━━━ EXCERPTED RECORDS ━━━

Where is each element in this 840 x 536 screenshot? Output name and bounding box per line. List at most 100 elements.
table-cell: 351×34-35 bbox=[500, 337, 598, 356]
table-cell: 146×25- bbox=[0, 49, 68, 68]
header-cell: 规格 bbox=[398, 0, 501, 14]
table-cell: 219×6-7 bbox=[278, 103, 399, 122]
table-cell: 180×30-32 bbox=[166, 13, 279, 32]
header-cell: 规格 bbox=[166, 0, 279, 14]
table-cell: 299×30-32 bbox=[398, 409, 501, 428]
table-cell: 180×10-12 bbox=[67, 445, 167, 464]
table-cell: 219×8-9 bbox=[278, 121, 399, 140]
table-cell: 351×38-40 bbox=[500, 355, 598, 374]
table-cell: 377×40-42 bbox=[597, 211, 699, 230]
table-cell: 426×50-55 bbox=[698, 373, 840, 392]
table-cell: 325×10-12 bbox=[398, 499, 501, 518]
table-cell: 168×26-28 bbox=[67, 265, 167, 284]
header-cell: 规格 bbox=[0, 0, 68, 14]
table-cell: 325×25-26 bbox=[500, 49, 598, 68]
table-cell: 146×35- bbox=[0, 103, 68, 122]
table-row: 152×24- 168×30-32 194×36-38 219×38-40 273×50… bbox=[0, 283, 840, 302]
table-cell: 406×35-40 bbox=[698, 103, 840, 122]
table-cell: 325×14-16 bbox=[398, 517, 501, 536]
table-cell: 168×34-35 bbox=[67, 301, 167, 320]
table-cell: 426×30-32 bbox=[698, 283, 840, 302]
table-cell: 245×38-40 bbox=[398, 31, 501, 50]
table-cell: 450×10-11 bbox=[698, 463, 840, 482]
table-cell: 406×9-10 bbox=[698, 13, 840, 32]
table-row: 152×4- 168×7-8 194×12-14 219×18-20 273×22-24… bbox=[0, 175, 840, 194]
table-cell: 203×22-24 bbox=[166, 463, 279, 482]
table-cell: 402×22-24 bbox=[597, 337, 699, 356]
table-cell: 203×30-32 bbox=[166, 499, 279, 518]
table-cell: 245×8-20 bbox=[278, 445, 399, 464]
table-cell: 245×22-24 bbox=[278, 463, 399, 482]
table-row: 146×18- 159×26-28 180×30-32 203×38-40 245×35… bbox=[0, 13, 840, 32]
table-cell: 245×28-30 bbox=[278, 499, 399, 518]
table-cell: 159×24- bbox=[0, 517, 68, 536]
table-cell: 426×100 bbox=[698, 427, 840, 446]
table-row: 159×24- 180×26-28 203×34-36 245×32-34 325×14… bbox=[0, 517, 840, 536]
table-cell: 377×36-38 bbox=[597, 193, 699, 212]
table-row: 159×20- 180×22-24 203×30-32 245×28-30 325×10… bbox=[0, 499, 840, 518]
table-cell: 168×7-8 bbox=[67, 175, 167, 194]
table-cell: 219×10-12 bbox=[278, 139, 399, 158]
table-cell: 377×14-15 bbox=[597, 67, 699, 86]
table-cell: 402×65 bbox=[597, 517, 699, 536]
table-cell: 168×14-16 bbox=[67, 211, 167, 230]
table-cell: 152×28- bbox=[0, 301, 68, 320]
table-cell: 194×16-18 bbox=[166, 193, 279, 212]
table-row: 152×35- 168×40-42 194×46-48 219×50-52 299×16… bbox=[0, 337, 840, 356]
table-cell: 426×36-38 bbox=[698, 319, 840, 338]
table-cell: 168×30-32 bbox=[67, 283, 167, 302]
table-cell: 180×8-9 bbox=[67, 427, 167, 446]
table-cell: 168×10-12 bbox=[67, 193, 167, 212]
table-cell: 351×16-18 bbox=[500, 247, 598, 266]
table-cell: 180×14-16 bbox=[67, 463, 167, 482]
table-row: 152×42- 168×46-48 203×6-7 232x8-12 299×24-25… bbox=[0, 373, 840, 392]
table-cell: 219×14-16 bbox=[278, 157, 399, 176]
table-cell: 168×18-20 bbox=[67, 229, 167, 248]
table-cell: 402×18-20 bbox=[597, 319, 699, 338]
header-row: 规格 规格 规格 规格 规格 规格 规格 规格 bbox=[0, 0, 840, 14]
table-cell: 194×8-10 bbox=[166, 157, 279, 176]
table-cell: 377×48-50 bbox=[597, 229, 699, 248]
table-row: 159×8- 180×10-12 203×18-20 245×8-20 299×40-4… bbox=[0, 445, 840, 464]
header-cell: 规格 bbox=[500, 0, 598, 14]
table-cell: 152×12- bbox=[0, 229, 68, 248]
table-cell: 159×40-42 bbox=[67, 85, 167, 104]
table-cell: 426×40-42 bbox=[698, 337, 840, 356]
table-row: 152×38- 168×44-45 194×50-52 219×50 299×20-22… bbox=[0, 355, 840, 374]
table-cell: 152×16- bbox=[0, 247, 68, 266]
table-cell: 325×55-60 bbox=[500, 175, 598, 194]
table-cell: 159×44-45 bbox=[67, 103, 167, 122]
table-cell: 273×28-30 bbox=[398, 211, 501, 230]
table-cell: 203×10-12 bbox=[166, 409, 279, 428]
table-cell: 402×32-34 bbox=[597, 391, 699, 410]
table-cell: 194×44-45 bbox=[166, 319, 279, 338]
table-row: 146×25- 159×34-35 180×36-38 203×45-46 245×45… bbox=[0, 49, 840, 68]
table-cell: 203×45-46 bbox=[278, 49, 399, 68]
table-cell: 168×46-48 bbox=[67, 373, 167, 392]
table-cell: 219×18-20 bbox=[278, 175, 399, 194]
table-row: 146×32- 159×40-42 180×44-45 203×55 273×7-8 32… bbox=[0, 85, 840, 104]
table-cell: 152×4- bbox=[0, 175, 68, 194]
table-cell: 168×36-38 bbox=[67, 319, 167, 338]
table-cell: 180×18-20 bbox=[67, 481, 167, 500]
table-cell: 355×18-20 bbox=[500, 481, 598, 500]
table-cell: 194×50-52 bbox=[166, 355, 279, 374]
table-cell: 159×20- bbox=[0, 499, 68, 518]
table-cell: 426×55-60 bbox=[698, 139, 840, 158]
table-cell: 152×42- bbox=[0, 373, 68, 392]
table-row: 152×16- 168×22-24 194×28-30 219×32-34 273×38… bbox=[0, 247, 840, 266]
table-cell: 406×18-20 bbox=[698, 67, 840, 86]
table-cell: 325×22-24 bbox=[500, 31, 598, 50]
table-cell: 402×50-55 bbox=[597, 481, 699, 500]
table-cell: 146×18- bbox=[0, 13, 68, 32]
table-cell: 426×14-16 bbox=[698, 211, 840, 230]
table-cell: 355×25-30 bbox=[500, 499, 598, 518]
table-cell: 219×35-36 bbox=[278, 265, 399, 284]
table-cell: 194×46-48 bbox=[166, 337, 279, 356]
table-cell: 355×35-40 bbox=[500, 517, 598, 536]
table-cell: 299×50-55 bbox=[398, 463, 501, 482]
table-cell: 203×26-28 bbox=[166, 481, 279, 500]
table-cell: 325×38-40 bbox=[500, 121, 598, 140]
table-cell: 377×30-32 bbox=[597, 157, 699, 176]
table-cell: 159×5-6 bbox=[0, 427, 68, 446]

━━━

> _REQUEST_
Reproduce all of the records above, line for line, with no character changed.

> _EXERCISE SOLUTION_
Where is each element in this 840 x 536 screenshot? Output name and bounding box per line. List at most 100 elements.
table-cell: 351×34-35 bbox=[500, 337, 598, 356]
table-cell: 146×25- bbox=[0, 49, 68, 68]
header-cell: 规格 bbox=[398, 0, 501, 14]
table-cell: 219×6-7 bbox=[278, 103, 399, 122]
table-cell: 180×30-32 bbox=[166, 13, 279, 32]
header-cell: 规格 bbox=[166, 0, 279, 14]
table-cell: 299×30-32 bbox=[398, 409, 501, 428]
table-cell: 180×10-12 bbox=[67, 445, 167, 464]
table-cell: 219×8-9 bbox=[278, 121, 399, 140]
table-cell: 351×38-40 bbox=[500, 355, 598, 374]
table-cell: 377×40-42 bbox=[597, 211, 699, 230]
table-cell: 426×50-55 bbox=[698, 373, 840, 392]
table-cell: 325×10-12 bbox=[398, 499, 501, 518]
table-cell: 168×26-28 bbox=[67, 265, 167, 284]
header-cell: 规格 bbox=[0, 0, 68, 14]
table-cell: 325×25-26 bbox=[500, 49, 598, 68]
table-cell: 146×35- bbox=[0, 103, 68, 122]
table-row: 152×24- 168×30-32 194×36-38 219×38-40 273×50… bbox=[0, 283, 840, 302]
table-cell: 406×35-40 bbox=[698, 103, 840, 122]
table-cell: 325×14-16 bbox=[398, 517, 501, 536]
table-cell: 168×34-35 bbox=[67, 301, 167, 320]
table-cell: 426×30-32 bbox=[698, 283, 840, 302]
table-cell: 245×38-40 bbox=[398, 31, 501, 50]
table-cell: 450×10-11 bbox=[698, 463, 840, 482]
table-cell: 406×9-10 bbox=[698, 13, 840, 32]
table-row: 152×4- 168×7-8 194×12-14 219×18-20 273×22-24… bbox=[0, 175, 840, 194]
table-cell: 203×22-24 bbox=[166, 463, 279, 482]
table-cell: 402×22-24 bbox=[597, 337, 699, 356]
table-cell: 203×30-32 bbox=[166, 499, 279, 518]
table-cell: 245×8-20 bbox=[278, 445, 399, 464]
table-cell: 245×22-24 bbox=[278, 463, 399, 482]
table-row: 146×18- 159×26-28 180×30-32 203×38-40 245×35… bbox=[0, 13, 840, 32]
table-cell: 245×28-30 bbox=[278, 499, 399, 518]
table-cell: 159×24- bbox=[0, 517, 68, 536]
table-cell: 426×100 bbox=[698, 427, 840, 446]
table-row: 159×24- 180×26-28 203×34-36 245×32-34 325×14… bbox=[0, 517, 840, 536]
table-cell: 377×36-38 bbox=[597, 193, 699, 212]
table-row: 159×20- 180×22-24 203×30-32 245×28-30 325×10… bbox=[0, 499, 840, 518]
table-cell: 168×7-8 bbox=[67, 175, 167, 194]
table-cell: 219×10-12 bbox=[278, 139, 399, 158]
table-cell: 377×14-15 bbox=[597, 67, 699, 86]
table-cell: 402×65 bbox=[597, 517, 699, 536]
table-cell: 168×14-16 bbox=[67, 211, 167, 230]
table-cell: 152×28- bbox=[0, 301, 68, 320]
table-cell: 194×16-18 bbox=[166, 193, 279, 212]
table-row: 152×35- 168×40-42 194×46-48 219×50-52 299×16… bbox=[0, 337, 840, 356]
table-cell: 426×36-38 bbox=[698, 319, 840, 338]
table-cell: 168×30-32 bbox=[67, 283, 167, 302]
table-cell: 180×8-9 bbox=[67, 427, 167, 446]
table-cell: 168×10-12 bbox=[67, 193, 167, 212]
table-cell: 351×16-18 bbox=[500, 247, 598, 266]
table-cell: 180×14-16 bbox=[67, 463, 167, 482]
table-row: 152×42- 168×46-48 203×6-7 232x8-12 299×24-25… bbox=[0, 373, 840, 392]
table-cell: 219×14-16 bbox=[278, 157, 399, 176]
table-cell: 168×18-20 bbox=[67, 229, 167, 248]
table-cell: 402×18-20 bbox=[597, 319, 699, 338]
header-row: 规格 规格 规格 规格 规格 规格 规格 规格 bbox=[0, 0, 840, 14]
table-cell: 194×8-10 bbox=[166, 157, 279, 176]
table-cell: 377×48-50 bbox=[597, 229, 699, 248]
table-row: 159×8- 180×10-12 203×18-20 245×8-20 299×40-4… bbox=[0, 445, 840, 464]
header-cell: 规格 bbox=[500, 0, 598, 14]
table-cell: 152×12- bbox=[0, 229, 68, 248]
table-cell: 159×40-42 bbox=[67, 85, 167, 104]
table-cell: 426×40-42 bbox=[698, 337, 840, 356]
table-row: 152×38- 168×44-45 194×50-52 219×50 299×20-22… bbox=[0, 355, 840, 374]
table-cell: 152×16- bbox=[0, 247, 68, 266]
table-cell: 325×55-60 bbox=[500, 175, 598, 194]
table-cell: 159×44-45 bbox=[67, 103, 167, 122]
table-cell: 273×28-30 bbox=[398, 211, 501, 230]
table-cell: 203×10-12 bbox=[166, 409, 279, 428]
table-cell: 402×32-34 bbox=[597, 391, 699, 410]
table-cell: 194×44-45 bbox=[166, 319, 279, 338]
table-row: 146×25- 159×34-35 180×36-38 203×45-46 245×45… bbox=[0, 49, 840, 68]
table-cell: 203×45-46 bbox=[278, 49, 399, 68]
table-cell: 168×46-48 bbox=[67, 373, 167, 392]
table-cell: 219×18-20 bbox=[278, 175, 399, 194]
table-row: 146×32- 159×40-42 180×44-45 203×55 273×7-8 32… bbox=[0, 85, 840, 104]
table-cell: 152×4- bbox=[0, 175, 68, 194]
table-cell: 168×36-38 bbox=[67, 319, 167, 338]
table-cell: 180×18-20 bbox=[67, 481, 167, 500]
table-cell: 355×18-20 bbox=[500, 481, 598, 500]
table-cell: 194×50-52 bbox=[166, 355, 279, 374]
table-cell: 159×20- bbox=[0, 499, 68, 518]
table-cell: 426×55-60 bbox=[698, 139, 840, 158]
table-cell: 152×42- bbox=[0, 373, 68, 392]
table-row: 152×16- 168×22-24 194×28-30 219×32-34 273×38… bbox=[0, 247, 840, 266]
table-cell: 406×18-20 bbox=[698, 67, 840, 86]
table-cell: 325×22-24 bbox=[500, 31, 598, 50]
table-cell: 402×50-55 bbox=[597, 481, 699, 500]
table-cell: 146×18- bbox=[0, 13, 68, 32]
table-cell: 426×14-16 bbox=[698, 211, 840, 230]
table-cell: 355×25-30 bbox=[500, 499, 598, 518]
table-cell: 219×35-36 bbox=[278, 265, 399, 284]
table-cell: 194×46-48 bbox=[166, 337, 279, 356]
table-cell: 355×35-40 bbox=[500, 517, 598, 536]
table-cell: 299×50-55 bbox=[398, 463, 501, 482]
table-cell: 203×26-28 bbox=[166, 481, 279, 500]
table-cell: 325×38-40 bbox=[500, 121, 598, 140]
table-cell: 377×30-32 bbox=[597, 157, 699, 176]
table-cell: 159×5-6 bbox=[0, 427, 68, 446]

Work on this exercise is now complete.